> **What this task involves**
Filter these entries, keeping only lines that hold the word "into".

Items from a figure collection
* START *
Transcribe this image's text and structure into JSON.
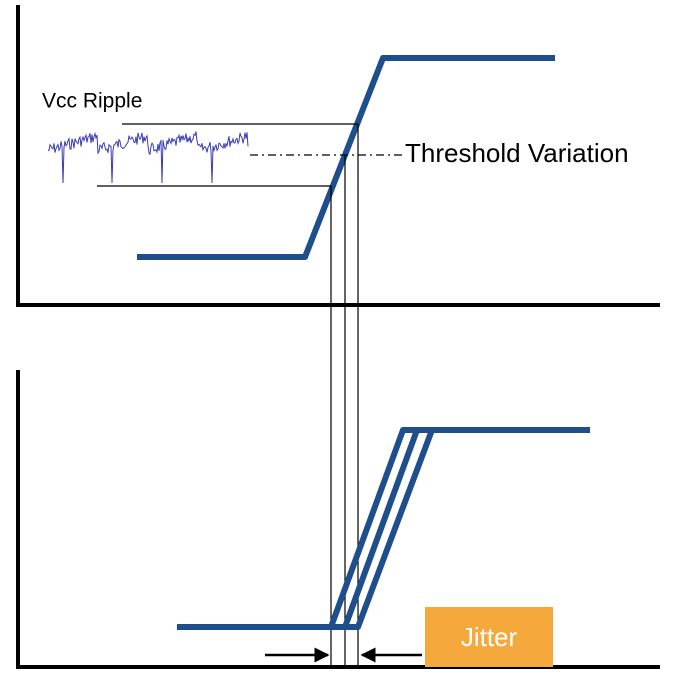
{
  "labels": {
    "vcc_ripple": "Vcc Ripple",
    "threshold_variation": "Threshold Variation",
    "jitter": "Jitter"
  }
}
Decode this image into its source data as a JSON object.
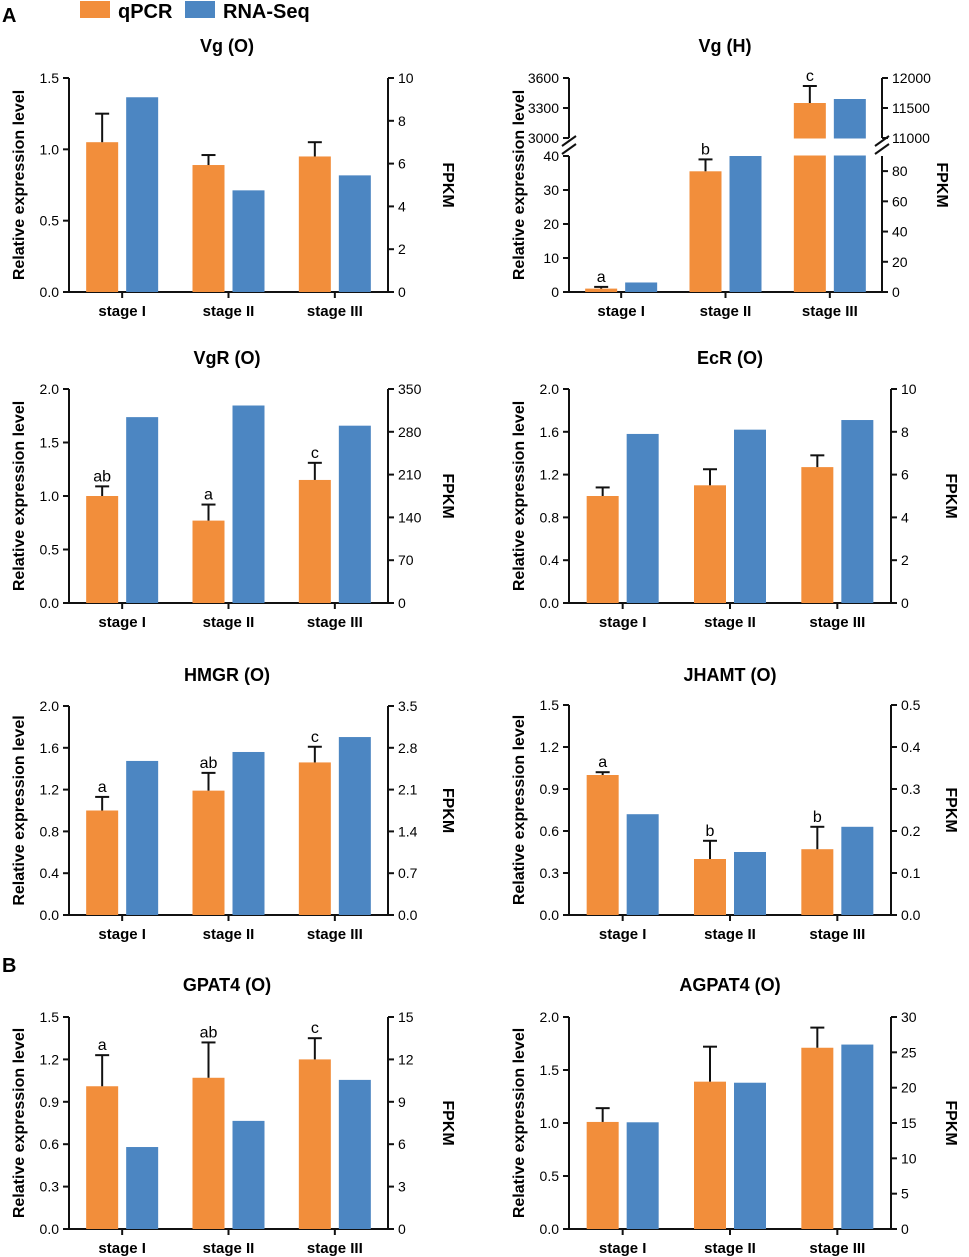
{
  "figure": {
    "panel_labels": [
      "A",
      "B"
    ],
    "legend": [
      {
        "label": "qPCR",
        "color": "#F28E3B"
      },
      {
        "label": "RNA-Seq",
        "color": "#4C86C2"
      }
    ],
    "colors": {
      "qpcr": "#F28E3B",
      "rnaseq": "#4C86C2",
      "axis": "#111111"
    }
  },
  "chart_data": [
    {
      "type": "bar",
      "title": "Vg (O)",
      "categories": [
        "stage I",
        "stage II",
        "stage III"
      ],
      "ylabel": "Relative expression level",
      "y2label": "FPKM",
      "ylim": [
        0,
        1.5
      ],
      "yticks": [
        "0.0",
        "0.5",
        "1.0",
        "1.5"
      ],
      "y2lim": [
        0,
        10
      ],
      "y2ticks": [
        "0",
        "2",
        "4",
        "6",
        "8",
        "10"
      ],
      "series": [
        {
          "name": "qPCR",
          "axis": "left",
          "values": [
            1.05,
            0.89,
            0.95
          ],
          "errors": [
            0.2,
            0.07,
            0.1
          ],
          "labels": [
            "",
            "",
            ""
          ]
        },
        {
          "name": "RNA-Seq",
          "axis": "right",
          "values": [
            9.1,
            4.75,
            5.45
          ]
        }
      ]
    },
    {
      "type": "bar",
      "title": "Vg (H)",
      "categories": [
        "stage I",
        "stage II",
        "stage III"
      ],
      "ylabel": "Relative expression level",
      "y2label": "FPKM",
      "broken_axis": true,
      "ylim_lower": [
        0,
        40
      ],
      "yticks_lower": [
        "0",
        "10",
        "20",
        "30",
        "40"
      ],
      "ylim_upper": [
        3000,
        3600
      ],
      "yticks_upper": [
        "3000",
        "3300",
        "3600"
      ],
      "y2lim_lower": [
        0,
        90
      ],
      "y2ticks_lower": [
        "0",
        "20",
        "40",
        "60",
        "80"
      ],
      "y2lim_upper": [
        11000,
        12000
      ],
      "y2ticks_upper": [
        "11000",
        "11500",
        "12000"
      ],
      "series": [
        {
          "name": "qPCR",
          "axis": "left",
          "values": [
            1,
            35.5,
            3350
          ],
          "errors": [
            0.5,
            3.5,
            170
          ],
          "labels": [
            "a",
            "b",
            "c"
          ]
        },
        {
          "name": "RNA-Seq",
          "axis": "right",
          "values": [
            6.3,
            90,
            11650
          ]
        }
      ]
    },
    {
      "type": "bar",
      "title": "VgR (O)",
      "categories": [
        "stage I",
        "stage II",
        "stage III"
      ],
      "ylabel": "Relative expression level",
      "y2label": "FPKM",
      "ylim": [
        0,
        2.0
      ],
      "yticks": [
        "0.0",
        "0.5",
        "1.0",
        "1.5",
        "2.0"
      ],
      "y2lim": [
        0,
        350
      ],
      "y2ticks": [
        "0",
        "70",
        "140",
        "210",
        "280",
        "350"
      ],
      "series": [
        {
          "name": "qPCR",
          "axis": "left",
          "values": [
            1.0,
            0.77,
            1.15
          ],
          "errors": [
            0.09,
            0.15,
            0.16
          ],
          "labels": [
            "ab",
            "a",
            "c"
          ]
        },
        {
          "name": "RNA-Seq",
          "axis": "right",
          "values": [
            304,
            323,
            290
          ]
        }
      ]
    },
    {
      "type": "bar",
      "title": "EcR (O)",
      "categories": [
        "stage I",
        "stage II",
        "stage III"
      ],
      "ylabel": "Relative expression level",
      "y2label": "FPKM",
      "ylim": [
        0,
        2.0
      ],
      "yticks": [
        "0.0",
        "0.4",
        "0.8",
        "1.2",
        "1.6",
        "2.0"
      ],
      "y2lim": [
        0,
        10
      ],
      "y2ticks": [
        "0",
        "2",
        "4",
        "6",
        "8",
        "10"
      ],
      "series": [
        {
          "name": "qPCR",
          "axis": "left",
          "values": [
            1.0,
            1.1,
            1.27
          ],
          "errors": [
            0.08,
            0.15,
            0.11
          ],
          "labels": [
            "",
            "",
            ""
          ]
        },
        {
          "name": "RNA-Seq",
          "axis": "right",
          "values": [
            7.9,
            8.1,
            8.55
          ]
        }
      ]
    },
    {
      "type": "bar",
      "title": "HMGR (O)",
      "categories": [
        "stage I",
        "stage II",
        "stage III"
      ],
      "ylabel": "Relative expression level",
      "y2label": "FPKM",
      "ylim": [
        0,
        2.0
      ],
      "yticks": [
        "0.0",
        "0.4",
        "0.8",
        "1.2",
        "1.6",
        "2.0"
      ],
      "y2lim": [
        0,
        3.5
      ],
      "y2ticks": [
        "0.0",
        "0.7",
        "1.4",
        "2.1",
        "2.8",
        "3.5"
      ],
      "series": [
        {
          "name": "qPCR",
          "axis": "left",
          "values": [
            1.0,
            1.19,
            1.46
          ],
          "errors": [
            0.13,
            0.17,
            0.15
          ],
          "labels": [
            "a",
            "ab",
            "c"
          ]
        },
        {
          "name": "RNA-Seq",
          "axis": "right",
          "values": [
            2.58,
            2.73,
            2.98
          ]
        }
      ]
    },
    {
      "type": "bar",
      "title": "JHAMT (O)",
      "categories": [
        "stage I",
        "stage II",
        "stage III"
      ],
      "ylabel": "Relative expression level",
      "y2label": "FPKM",
      "ylim": [
        0,
        1.5
      ],
      "yticks": [
        "0.0",
        "0.3",
        "0.6",
        "0.9",
        "1.2",
        "1.5"
      ],
      "y2lim": [
        0,
        0.5
      ],
      "y2ticks": [
        "0.0",
        "0.1",
        "0.2",
        "0.3",
        "0.4",
        "0.5"
      ],
      "series": [
        {
          "name": "qPCR",
          "axis": "left",
          "values": [
            1.0,
            0.4,
            0.47
          ],
          "errors": [
            0.02,
            0.13,
            0.16
          ],
          "labels": [
            "a",
            "b",
            "b"
          ]
        },
        {
          "name": "RNA-Seq",
          "axis": "right",
          "values": [
            0.24,
            0.15,
            0.21
          ]
        }
      ]
    },
    {
      "type": "bar",
      "title": "GPAT4 (O)",
      "categories": [
        "stage I",
        "stage II",
        "stage III"
      ],
      "ylabel": "Relative expression level",
      "y2label": "FPKM",
      "ylim": [
        0,
        1.5
      ],
      "yticks": [
        "0.0",
        "0.3",
        "0.6",
        "0.9",
        "1.2",
        "1.5"
      ],
      "y2lim": [
        0,
        15
      ],
      "y2ticks": [
        "0",
        "3",
        "6",
        "9",
        "12",
        "15"
      ],
      "series": [
        {
          "name": "qPCR",
          "axis": "left",
          "values": [
            1.01,
            1.07,
            1.2
          ],
          "errors": [
            0.22,
            0.25,
            0.15
          ],
          "labels": [
            "a",
            "ab",
            "c"
          ]
        },
        {
          "name": "RNA-Seq",
          "axis": "right",
          "values": [
            5.8,
            7.65,
            10.55
          ]
        }
      ]
    },
    {
      "type": "bar",
      "title": "AGPAT4 (O)",
      "categories": [
        "stage I",
        "stage II",
        "stage III"
      ],
      "ylabel": "Relative expression level",
      "y2label": "FPKM",
      "ylim": [
        0,
        2.0
      ],
      "yticks": [
        "0.0",
        "0.5",
        "1.0",
        "1.5",
        "2.0"
      ],
      "y2lim": [
        0,
        30
      ],
      "y2ticks": [
        "0",
        "5",
        "10",
        "15",
        "20",
        "25",
        "30"
      ],
      "series": [
        {
          "name": "qPCR",
          "axis": "left",
          "values": [
            1.01,
            1.39,
            1.71
          ],
          "errors": [
            0.13,
            0.33,
            0.19
          ],
          "labels": [
            "",
            "",
            ""
          ]
        },
        {
          "name": "RNA-Seq",
          "axis": "right",
          "values": [
            15.1,
            20.7,
            26.1
          ]
        }
      ]
    }
  ]
}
* END *
> **Solution below**
Transcribe this image's text and structure into JSON.
Decode this image into its source data as a JSON object.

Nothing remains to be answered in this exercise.